■ SUPPLIED INFORMATION
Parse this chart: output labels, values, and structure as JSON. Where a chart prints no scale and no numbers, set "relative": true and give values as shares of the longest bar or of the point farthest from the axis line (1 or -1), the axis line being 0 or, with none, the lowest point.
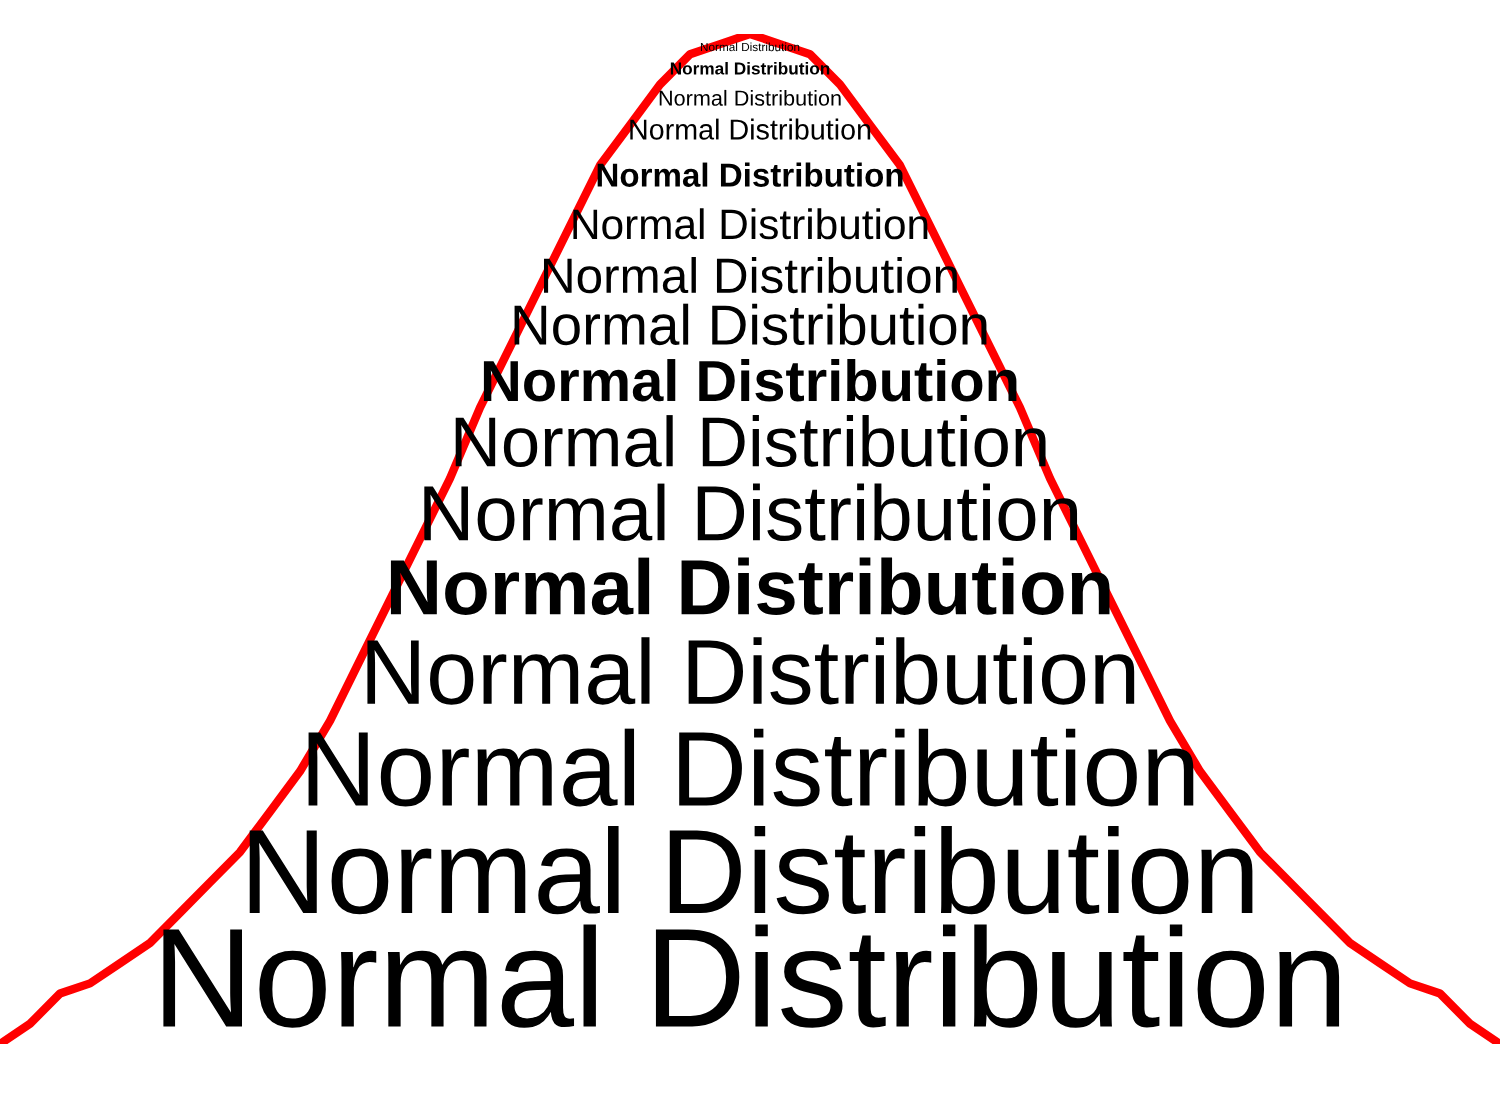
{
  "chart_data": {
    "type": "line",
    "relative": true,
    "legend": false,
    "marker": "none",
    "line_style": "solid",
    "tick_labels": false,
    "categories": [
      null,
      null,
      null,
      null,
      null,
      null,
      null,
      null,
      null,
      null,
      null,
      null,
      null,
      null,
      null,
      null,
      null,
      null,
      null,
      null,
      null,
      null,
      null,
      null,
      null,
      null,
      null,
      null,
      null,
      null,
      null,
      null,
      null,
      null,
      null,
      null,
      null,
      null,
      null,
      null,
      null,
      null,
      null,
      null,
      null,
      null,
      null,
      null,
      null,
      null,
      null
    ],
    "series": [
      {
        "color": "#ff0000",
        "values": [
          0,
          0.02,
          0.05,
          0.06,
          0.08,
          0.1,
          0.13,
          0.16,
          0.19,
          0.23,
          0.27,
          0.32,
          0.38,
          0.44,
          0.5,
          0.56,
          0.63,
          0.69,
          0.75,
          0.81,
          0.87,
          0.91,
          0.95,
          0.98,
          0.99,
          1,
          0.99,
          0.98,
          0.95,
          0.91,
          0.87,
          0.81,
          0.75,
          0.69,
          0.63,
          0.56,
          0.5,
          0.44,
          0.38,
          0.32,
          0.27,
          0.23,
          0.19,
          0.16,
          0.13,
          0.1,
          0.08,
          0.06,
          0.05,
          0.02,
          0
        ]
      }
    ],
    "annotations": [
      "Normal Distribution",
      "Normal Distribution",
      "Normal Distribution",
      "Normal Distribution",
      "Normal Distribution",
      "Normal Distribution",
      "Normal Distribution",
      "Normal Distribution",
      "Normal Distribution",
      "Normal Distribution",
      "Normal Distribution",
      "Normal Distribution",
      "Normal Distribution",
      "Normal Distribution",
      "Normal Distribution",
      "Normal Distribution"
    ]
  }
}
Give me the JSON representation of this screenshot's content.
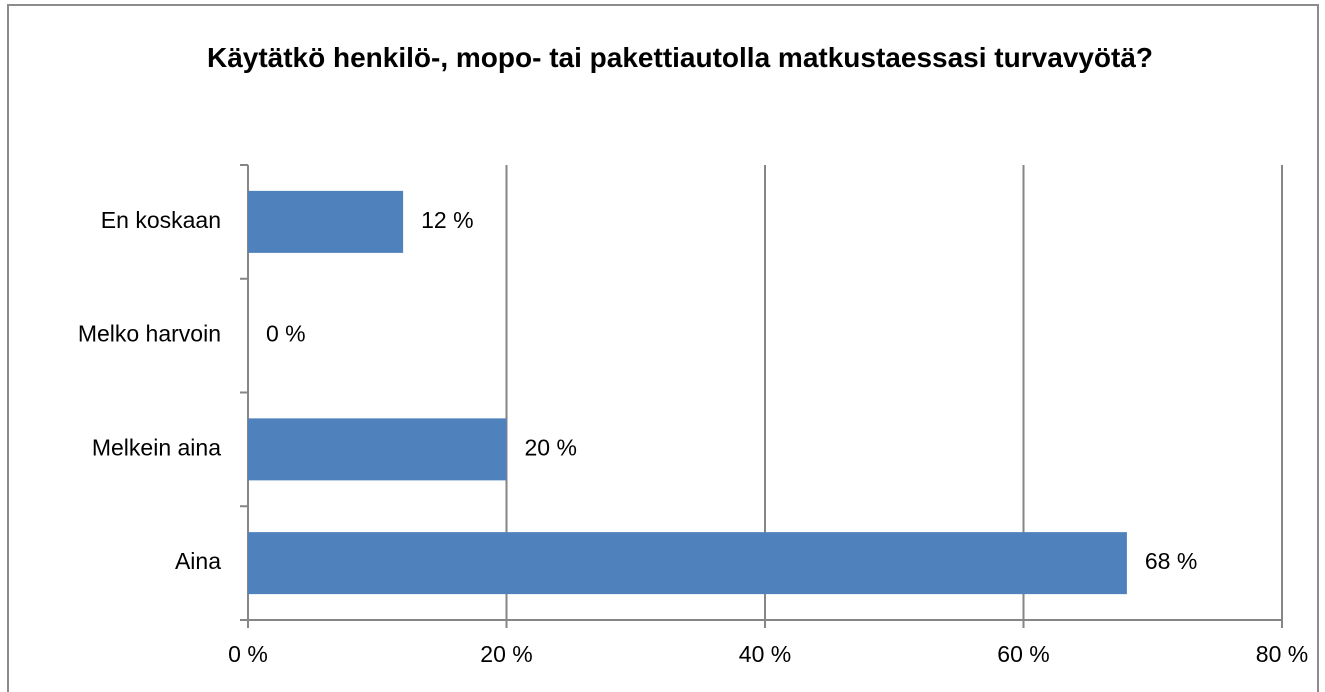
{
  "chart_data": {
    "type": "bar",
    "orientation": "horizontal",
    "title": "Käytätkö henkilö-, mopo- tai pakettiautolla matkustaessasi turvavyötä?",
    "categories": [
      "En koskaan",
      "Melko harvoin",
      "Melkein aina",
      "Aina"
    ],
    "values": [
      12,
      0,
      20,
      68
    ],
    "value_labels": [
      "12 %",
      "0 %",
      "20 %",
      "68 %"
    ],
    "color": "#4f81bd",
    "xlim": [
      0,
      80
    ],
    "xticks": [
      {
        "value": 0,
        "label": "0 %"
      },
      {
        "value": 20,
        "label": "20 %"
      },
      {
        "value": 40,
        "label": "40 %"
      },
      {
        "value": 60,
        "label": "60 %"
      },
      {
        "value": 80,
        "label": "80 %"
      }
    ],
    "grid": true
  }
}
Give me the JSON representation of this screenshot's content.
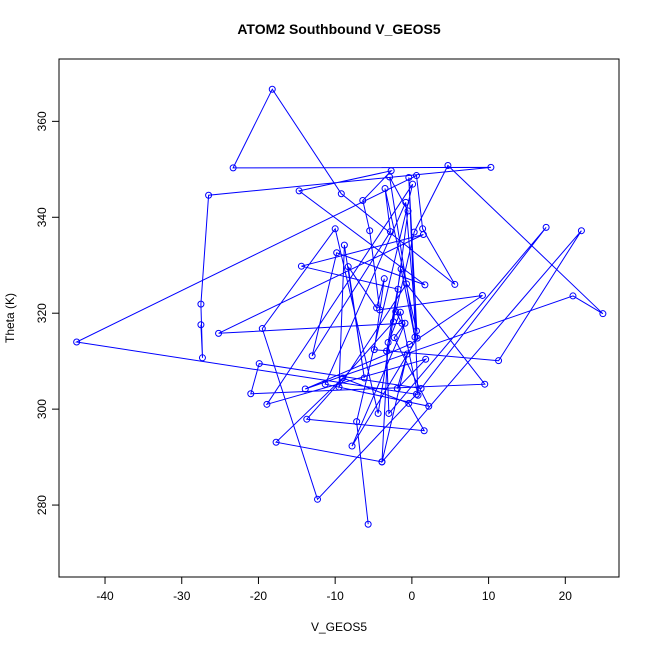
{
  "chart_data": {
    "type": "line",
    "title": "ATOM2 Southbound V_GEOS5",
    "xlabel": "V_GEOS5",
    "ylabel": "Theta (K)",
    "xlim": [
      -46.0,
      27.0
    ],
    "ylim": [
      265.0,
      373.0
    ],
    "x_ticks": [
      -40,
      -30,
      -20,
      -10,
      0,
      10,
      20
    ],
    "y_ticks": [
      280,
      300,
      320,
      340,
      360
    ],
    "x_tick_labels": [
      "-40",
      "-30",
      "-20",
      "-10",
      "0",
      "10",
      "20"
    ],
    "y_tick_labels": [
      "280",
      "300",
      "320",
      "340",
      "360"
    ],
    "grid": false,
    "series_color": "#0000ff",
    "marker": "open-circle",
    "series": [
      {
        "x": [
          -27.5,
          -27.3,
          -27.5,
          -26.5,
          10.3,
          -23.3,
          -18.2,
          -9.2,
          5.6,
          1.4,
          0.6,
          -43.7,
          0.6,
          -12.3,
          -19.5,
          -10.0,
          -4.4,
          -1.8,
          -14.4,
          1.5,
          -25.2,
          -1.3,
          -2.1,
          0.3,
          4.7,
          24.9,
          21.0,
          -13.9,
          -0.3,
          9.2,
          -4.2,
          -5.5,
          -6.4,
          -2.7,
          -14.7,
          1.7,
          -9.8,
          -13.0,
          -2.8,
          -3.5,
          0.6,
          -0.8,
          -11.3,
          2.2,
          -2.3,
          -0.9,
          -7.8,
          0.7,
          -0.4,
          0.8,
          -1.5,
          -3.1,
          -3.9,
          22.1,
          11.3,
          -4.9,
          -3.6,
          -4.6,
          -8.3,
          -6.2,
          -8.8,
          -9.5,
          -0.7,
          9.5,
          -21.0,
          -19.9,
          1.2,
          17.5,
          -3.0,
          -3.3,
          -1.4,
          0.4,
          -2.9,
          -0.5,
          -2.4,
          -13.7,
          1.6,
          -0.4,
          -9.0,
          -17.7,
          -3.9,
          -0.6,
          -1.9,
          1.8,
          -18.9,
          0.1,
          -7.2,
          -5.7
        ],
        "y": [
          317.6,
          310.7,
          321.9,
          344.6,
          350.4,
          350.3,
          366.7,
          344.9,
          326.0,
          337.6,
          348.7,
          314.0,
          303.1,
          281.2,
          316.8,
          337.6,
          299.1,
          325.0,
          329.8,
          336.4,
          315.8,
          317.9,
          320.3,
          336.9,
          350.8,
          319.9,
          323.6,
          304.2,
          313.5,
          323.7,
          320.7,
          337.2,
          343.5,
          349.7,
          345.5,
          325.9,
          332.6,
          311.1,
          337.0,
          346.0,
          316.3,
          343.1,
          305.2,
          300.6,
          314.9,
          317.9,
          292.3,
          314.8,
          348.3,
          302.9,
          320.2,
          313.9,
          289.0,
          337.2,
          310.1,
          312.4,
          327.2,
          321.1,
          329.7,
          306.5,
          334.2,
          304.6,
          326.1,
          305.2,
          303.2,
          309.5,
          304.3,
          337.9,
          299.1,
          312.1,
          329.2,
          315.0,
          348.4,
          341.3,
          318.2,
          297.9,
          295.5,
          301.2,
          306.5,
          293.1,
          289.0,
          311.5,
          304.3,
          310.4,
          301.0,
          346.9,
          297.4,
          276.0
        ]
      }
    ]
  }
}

■ REQUIREMENT
Scan the records for the string "values". Copy each line in which it appears.

■ FINISHED EXERCISE
Parse this chart: output labels, values, and structure as JSON. Where a chart prints no scale and no numbers, set "relative": true and give values as shares of the longest bar or of the point farthest from the axis line (1 or -1), the axis line being 0 or, with none, the lowest point.
        "values": [
    "values": [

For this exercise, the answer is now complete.